### Given task 1:
Rewrite the entries as a numbered list, covering everything from the line containing "y-tick-label: 2013: [185, 622, 214, 637]" down to the line containing "buzzword-label: Buzzword:: [39, 177, 110, 193]", both included, with blank lines left out.

### Source:
=-=-=

NASA’s Lunar Orbiter Camera Was Hit By a Meteoroid and Survived

On October 13, 2014, the Lunar Reconnaissance Orbiter Camera (LROC) was hit by a tiny meteoroid which was traveling faster than a speeding bullet. The impact resulted in a ‘wild and jittery’ image of the moon’s surface.

The LROC is a system of three cameras which are mounted on NASA’s robotic moon-orbiting spacecraft. Two of the cameras are narrow angle cameras (NACs), providing extreme closeup images of the lunar surface. The other is a wide-angle camera, which offers a 90-degree field of view in monochrome, and 60-degree in multispectral mode.

The Lunar Reconnaissance Orbiter Camera

The system usually provides perfectly clear images of the lunar surface, so the wild back-and-forth lines in the image were quite an anomaly. The NACs work by building an image one line at a time, as the LROC’s orbit moves the camera relative to the moon. This gives a clue as to how the jagged lines in the image were created.

The photo with jittery lines on October 13, 2014 that was caused by a meteor strike.

=-=-=

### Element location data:
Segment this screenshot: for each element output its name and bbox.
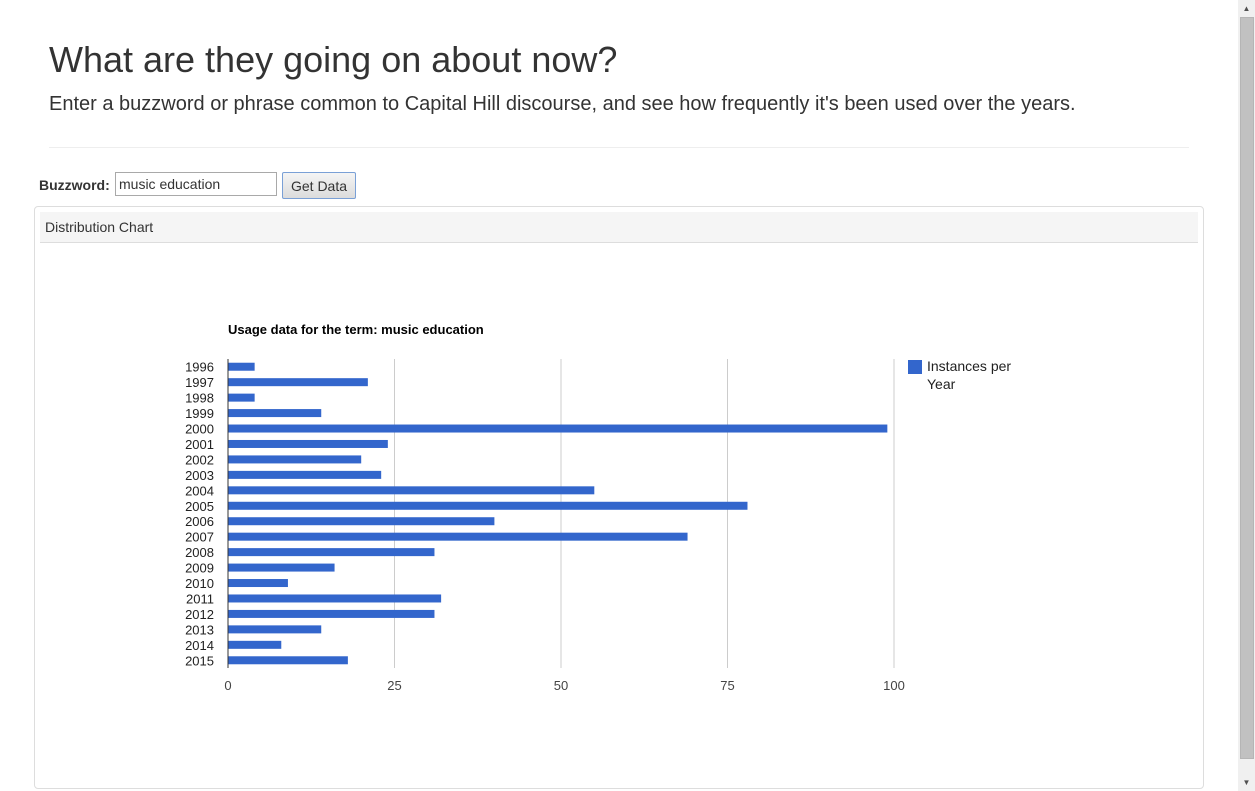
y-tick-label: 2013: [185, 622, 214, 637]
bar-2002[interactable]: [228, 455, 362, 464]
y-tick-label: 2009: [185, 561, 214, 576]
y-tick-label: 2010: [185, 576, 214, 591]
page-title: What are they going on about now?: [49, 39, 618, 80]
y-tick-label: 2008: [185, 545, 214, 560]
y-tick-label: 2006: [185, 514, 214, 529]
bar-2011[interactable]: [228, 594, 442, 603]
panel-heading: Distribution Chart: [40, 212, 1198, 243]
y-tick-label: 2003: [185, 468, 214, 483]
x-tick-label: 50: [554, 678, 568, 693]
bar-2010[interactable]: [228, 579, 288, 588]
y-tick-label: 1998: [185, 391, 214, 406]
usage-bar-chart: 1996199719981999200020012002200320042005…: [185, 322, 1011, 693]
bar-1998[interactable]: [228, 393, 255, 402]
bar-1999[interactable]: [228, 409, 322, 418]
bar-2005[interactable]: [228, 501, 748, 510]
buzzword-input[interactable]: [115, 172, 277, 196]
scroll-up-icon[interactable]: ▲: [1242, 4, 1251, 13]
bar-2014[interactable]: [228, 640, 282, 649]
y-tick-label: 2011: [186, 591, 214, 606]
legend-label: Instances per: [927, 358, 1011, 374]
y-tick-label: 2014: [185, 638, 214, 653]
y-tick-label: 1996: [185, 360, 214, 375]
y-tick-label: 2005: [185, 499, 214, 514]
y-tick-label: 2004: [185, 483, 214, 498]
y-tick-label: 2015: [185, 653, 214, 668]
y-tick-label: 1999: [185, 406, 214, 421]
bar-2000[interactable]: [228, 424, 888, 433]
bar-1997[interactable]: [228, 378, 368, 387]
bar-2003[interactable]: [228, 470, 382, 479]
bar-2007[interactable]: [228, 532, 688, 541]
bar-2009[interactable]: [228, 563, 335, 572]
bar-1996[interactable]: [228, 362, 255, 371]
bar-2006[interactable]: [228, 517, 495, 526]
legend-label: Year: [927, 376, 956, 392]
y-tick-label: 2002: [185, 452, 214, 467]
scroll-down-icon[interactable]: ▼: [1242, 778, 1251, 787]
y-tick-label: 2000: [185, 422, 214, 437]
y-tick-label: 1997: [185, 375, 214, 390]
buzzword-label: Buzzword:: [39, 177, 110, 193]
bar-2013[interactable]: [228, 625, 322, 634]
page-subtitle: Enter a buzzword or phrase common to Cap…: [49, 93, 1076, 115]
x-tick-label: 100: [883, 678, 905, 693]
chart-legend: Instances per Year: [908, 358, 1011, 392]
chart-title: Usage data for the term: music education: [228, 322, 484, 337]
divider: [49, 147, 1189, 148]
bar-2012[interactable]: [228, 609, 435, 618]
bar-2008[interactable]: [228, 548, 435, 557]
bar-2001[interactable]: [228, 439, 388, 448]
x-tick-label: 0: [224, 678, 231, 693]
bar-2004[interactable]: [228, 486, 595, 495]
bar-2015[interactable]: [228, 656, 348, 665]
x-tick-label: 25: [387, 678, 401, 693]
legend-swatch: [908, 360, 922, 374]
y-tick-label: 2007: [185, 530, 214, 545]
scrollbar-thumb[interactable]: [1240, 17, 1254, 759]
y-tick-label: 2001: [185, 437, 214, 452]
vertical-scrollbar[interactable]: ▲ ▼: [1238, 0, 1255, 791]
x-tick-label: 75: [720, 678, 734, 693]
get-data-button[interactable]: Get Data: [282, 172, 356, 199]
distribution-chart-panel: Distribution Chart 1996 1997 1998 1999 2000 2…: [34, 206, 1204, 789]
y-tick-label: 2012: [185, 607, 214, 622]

=-=-=

### Given task 2:
According to the article on the meteoroid strike, how do the narrow angle cameras build an image?

### Answer 1:
1. y-tick-label: 2013: [185, 622, 214, 637]
2. bar-2002[interactable]: [228, 455, 362, 464]
3. y-tick-label: 2009: [185, 561, 214, 576]
4. y-tick-label: 2010: [185, 576, 214, 591]
5. page-title: What are they going on about now?: [49, 39, 618, 80]
6. y-tick-label: 2008: [185, 545, 214, 560]
7. y-tick-label: 2006: [185, 514, 214, 529]
8. bar-2011[interactable]: [228, 594, 442, 603]
9. panel-heading: Distribution Chart: [40, 212, 1198, 243]
10. y-tick-label: 2003: [185, 468, 214, 483]
11. x-tick-label: 50: [554, 678, 568, 693]
12. bar-2010[interactable]: [228, 579, 288, 588]
13. y-tick-label: 1998: [185, 391, 214, 406]
14. usage-bar-chart: 1996199719981999200020012002200320042005…: [185, 322, 1011, 693]
15. bar-1998[interactable]: [228, 393, 255, 402]
16. bar-1999[interactable]: [228, 409, 322, 418]
17. bar-2005[interactable]: [228, 501, 748, 510]
18. buzzword-input[interactable]: [115, 172, 277, 196]
19. scroll-up-icon[interactable]: ▲: [1242, 4, 1251, 13]
20. bar-2014[interactable]: [228, 640, 282, 649]
21. y-tick-label: 2011: [186, 591, 214, 606]
22. legend-label: Instances per: [927, 358, 1011, 374]
23. y-tick-label: 2014: [185, 638, 214, 653]
24. y-tick-label: 1996: [185, 360, 214, 375]
25. y-tick-label: 2005: [185, 499, 214, 514]
26. y-tick-label: 2004: [185, 483, 214, 498]
27. y-tick-label: 2015: [185, 653, 214, 668]
28. y-tick-label: 1999: [185, 406, 214, 421]
29. bar-2000[interactable]: [228, 424, 888, 433]
30. bar-1997[interactable]: [228, 378, 368, 387]
31. bar-2003[interactable]: [228, 470, 382, 479]
32. bar-2007[interactable]: [228, 532, 688, 541]
33. bar-2009[interactable]: [228, 563, 335, 572]
34. bar-1996[interactable]: [228, 362, 255, 371]
35. bar-2006[interactable]: [228, 517, 495, 526]
36. legend-label: Year: [927, 376, 956, 392]
37. y-tick-label: 2002: [185, 452, 214, 467]
38. scroll-down-icon[interactable]: ▼: [1242, 778, 1251, 787]
39. y-tick-label: 2000: [185, 422, 214, 437]
40. y-tick-label: 1997: [185, 375, 214, 390]
41. buzzword-label: Buzzword:: [39, 177, 110, 193]

### Answer 2:
They build it one line at a time as the orbit moves the camera relative to the moon.